▶ _REQUEST_
Reproduce all the entries precisely.

▶ _RECORD SET_

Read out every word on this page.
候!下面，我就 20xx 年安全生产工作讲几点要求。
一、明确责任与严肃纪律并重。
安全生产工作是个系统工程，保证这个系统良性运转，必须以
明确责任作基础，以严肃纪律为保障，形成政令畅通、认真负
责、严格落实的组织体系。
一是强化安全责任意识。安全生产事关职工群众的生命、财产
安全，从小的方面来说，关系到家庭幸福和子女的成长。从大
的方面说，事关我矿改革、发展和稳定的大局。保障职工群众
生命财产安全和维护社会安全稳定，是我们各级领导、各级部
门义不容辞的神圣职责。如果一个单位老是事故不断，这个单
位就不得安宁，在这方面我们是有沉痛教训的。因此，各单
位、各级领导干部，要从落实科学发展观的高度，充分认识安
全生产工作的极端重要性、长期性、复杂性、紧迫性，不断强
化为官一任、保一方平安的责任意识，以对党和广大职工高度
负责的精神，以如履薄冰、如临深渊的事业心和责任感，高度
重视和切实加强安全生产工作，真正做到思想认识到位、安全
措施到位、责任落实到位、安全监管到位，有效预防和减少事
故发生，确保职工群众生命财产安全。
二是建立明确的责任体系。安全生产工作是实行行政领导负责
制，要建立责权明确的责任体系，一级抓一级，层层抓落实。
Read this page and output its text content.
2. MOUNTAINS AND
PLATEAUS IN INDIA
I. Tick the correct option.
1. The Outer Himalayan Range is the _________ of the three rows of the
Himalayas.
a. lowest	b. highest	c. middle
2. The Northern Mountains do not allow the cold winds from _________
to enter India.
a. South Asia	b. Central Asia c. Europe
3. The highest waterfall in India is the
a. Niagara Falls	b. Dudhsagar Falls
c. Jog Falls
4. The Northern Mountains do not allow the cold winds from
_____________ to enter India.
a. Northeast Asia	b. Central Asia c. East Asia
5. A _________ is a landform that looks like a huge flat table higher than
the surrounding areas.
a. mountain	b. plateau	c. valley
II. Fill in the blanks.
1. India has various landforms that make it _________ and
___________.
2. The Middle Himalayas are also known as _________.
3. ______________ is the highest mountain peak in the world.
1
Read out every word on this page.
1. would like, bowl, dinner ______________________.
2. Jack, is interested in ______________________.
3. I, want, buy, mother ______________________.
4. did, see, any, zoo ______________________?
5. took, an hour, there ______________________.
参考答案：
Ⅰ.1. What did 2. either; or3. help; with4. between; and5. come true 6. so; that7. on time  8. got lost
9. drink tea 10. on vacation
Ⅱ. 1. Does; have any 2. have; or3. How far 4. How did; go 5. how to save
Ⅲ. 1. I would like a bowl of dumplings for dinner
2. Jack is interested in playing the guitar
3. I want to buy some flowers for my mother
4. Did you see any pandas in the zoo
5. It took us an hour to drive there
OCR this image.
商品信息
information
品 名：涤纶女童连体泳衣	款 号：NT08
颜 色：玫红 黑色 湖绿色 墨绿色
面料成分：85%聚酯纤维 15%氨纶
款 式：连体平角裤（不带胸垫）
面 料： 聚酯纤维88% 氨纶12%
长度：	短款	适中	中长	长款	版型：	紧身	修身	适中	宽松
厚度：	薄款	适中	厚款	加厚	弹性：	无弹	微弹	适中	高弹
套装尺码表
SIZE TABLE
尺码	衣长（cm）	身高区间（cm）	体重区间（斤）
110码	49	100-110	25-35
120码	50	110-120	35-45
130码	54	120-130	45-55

▶ _RESULT OF THIS TASK_
Read out every word on this page.
候!下面，我就 20xx 年安全生产工作讲几点要求。
一、明确责任与严肃纪律并重。
安全生产工作是个系统工程，保证这个系统良性运转，必须以
明确责任作基础，以严肃纪律为保障，形成政令畅通、认真负
责、严格落实的组织体系。
一是强化安全责任意识。安全生产事关职工群众的生命、财产
安全，从小的方面来说，关系到家庭幸福和子女的成长。从大
的方面说，事关我矿改革、发展和稳定的大局。保障职工群众
生命财产安全和维护社会安全稳定，是我们各级领导、各级部
门义不容辞的神圣职责。如果一个单位老是事故不断，这个单
位就不得安宁，在这方面我们是有沉痛教训的。因此，各单
位、各级领导干部，要从落实科学发展观的高度，充分认识安
全生产工作的极端重要性、长期性、复杂性、紧迫性，不断强
化为官一任、保一方平安的责任意识，以对党和广大职工高度
负责的精神，以如履薄冰、如临深渊的事业心和责任感，高度
重视和切实加强安全生产工作，真正做到思想认识到位、安全
措施到位、责任落实到位、安全监管到位，有效预防和减少事
故发生，确保职工群众生命财产安全。
二是建立明确的责任体系。安全生产工作是实行行政领导负责
制，要建立责权明确的责任体系，一级抓一级，层层抓落实。
Read this page and output its text content.
2. MOUNTAINS AND
PLATEAUS IN INDIA
I. Tick the correct option.
1. The Outer Himalayan Range is the _________ of the three rows of the
Himalayas.
a. lowest	b. highest	c. middle
2. The Northern Mountains do not allow the cold winds from _________
to enter India.
a. South Asia	b. Central Asia c. Europe
3. The highest waterfall in India is the
a. Niagara Falls	b. Dudhsagar Falls
c. Jog Falls
4. The Northern Mountains do not allow the cold winds from
_____________ to enter India.
a. Northeast Asia	b. Central Asia c. East Asia
5. A _________ is a landform that looks like a huge flat table higher than
the surrounding areas.
a. mountain	b. plateau	c. valley
II. Fill in the blanks.
1. India has various landforms that make it _________ and
___________.
2. The Middle Himalayas are also known as _________.
3. ______________ is the highest mountain peak in the world.
1
Read out every word on this page.
1. would like, bowl, dinner ______________________.
2. Jack, is interested in ______________________.
3. I, want, buy, mother ______________________.
4. did, see, any, zoo ______________________?
5. took, an hour, there ______________________.
参考答案：
Ⅰ.1. What did 2. either; or3. help; with4. between; and5. come true 6. so; that7. on time  8. got lost
9. drink tea 10. on vacation
Ⅱ. 1. Does; have any 2. have; or3. How far 4. How did; go 5. how to save
Ⅲ. 1. I would like a bowl of dumplings for dinner
2. Jack is interested in playing the guitar
3. I want to buy some flowers for my mother
4. Did you see any pandas in the zoo
5. It took us an hour to drive there
OCR this image.
商品信息
information
品 名：涤纶女童连体泳衣	款 号：NT08
颜 色：玫红 黑色 湖绿色 墨绿色
面料成分：85%聚酯纤维 15%氨纶
款 式：连体平角裤（不带胸垫）
面 料： 聚酯纤维88% 氨纶12%
长度：	短款	适中	中长	长款	版型：	紧身	修身	适中	宽松
厚度：	薄款	适中	厚款	加厚	弹性：	无弹	微弹	适中	高弹
套装尺码表
SIZE TABLE
尺码	衣长（cm）	身高区间（cm）	体重区间（斤）
110码	49	100-110	25-35
120码	50	110-120	35-45
130码	54	120-130	45-55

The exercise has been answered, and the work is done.